China Cybersecurity And Data Protection: Monthly Update – Feb 2021 Issue.
Legal News & Analysis - Asia Pacific - China - Cybersecurity
23 February 2021
The People’s Bank of China and the China Banking and Insurance Regulatory Commission have introduced regulations and released draft regulations which relate to data protection in the banking, insurance credit reporting, third-party payment and insurance agent industries. This is in line with the focus of financial regulators continuing to place importance in data protection in the financial sector.
The newly released draft Administrative Measures of Internet Information Services have also put an emphasis on cybersecurity and data protection with an enhanced role of the Ministry of Public Security to police compliance.
On 5 January 2021, the China Banking and Insurance Regulatory Commission published new measures on regulatory data security management for trial, which came into force on 23 September 2020. The measures aim to establish a coordinated administrative system on regulatory data security with the collaboration of multiple departments. Regulatory data activities include all aspects of data collection, processing, storage, and usage. In terms of data collection and usage, data collection shall be conducted in accordance with the principles of safety, accuracy and integrity. Data transfer shall be traceable by technical means. In addition, the management department shall establish a data security incident reporting mechanism to supervise and report data security incidents in a timely manner.

SUPPLIED MATERIAL ::
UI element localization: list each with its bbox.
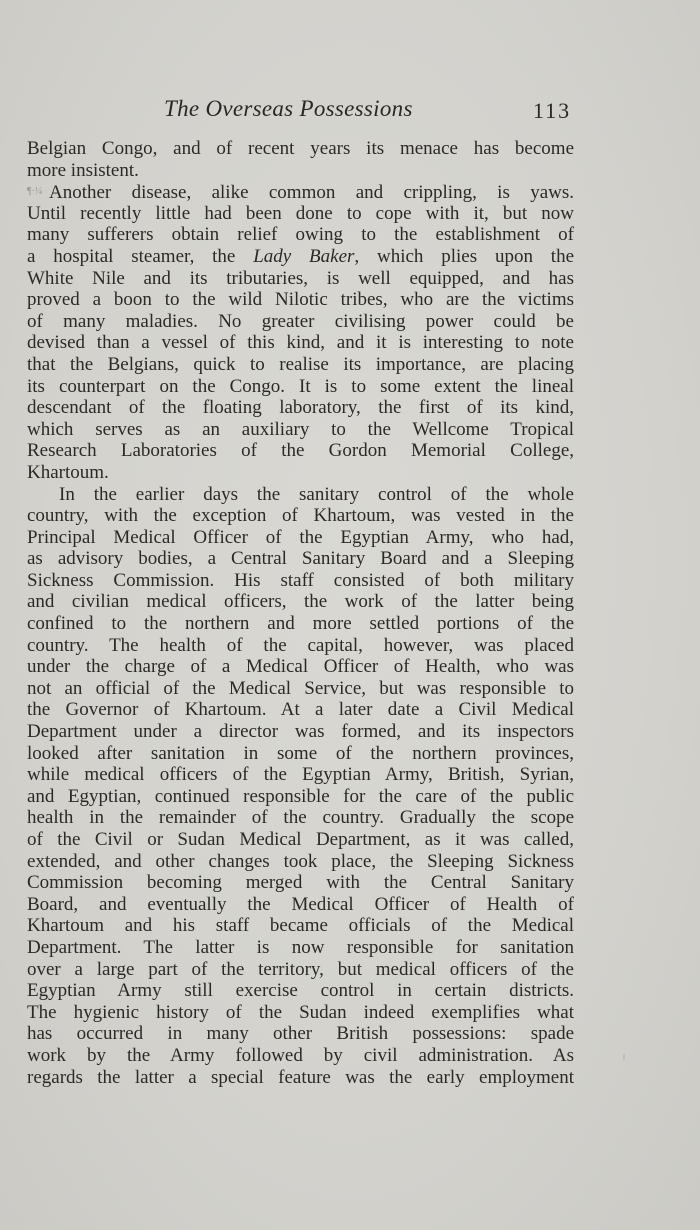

YOUR OBJECTIVE :: From the monthly update on China's cybersecurity and data protection, set down verbatim the stretch from "The newly released" through "to police compliance.".

RESULT FOR THIS EXERCISE ::
The newly released draft Administrative Measures of Internet Information Services have also put an emphasis on cybersecurity and data protection with an enhanced role of the Ministry of Public Security to police compliance.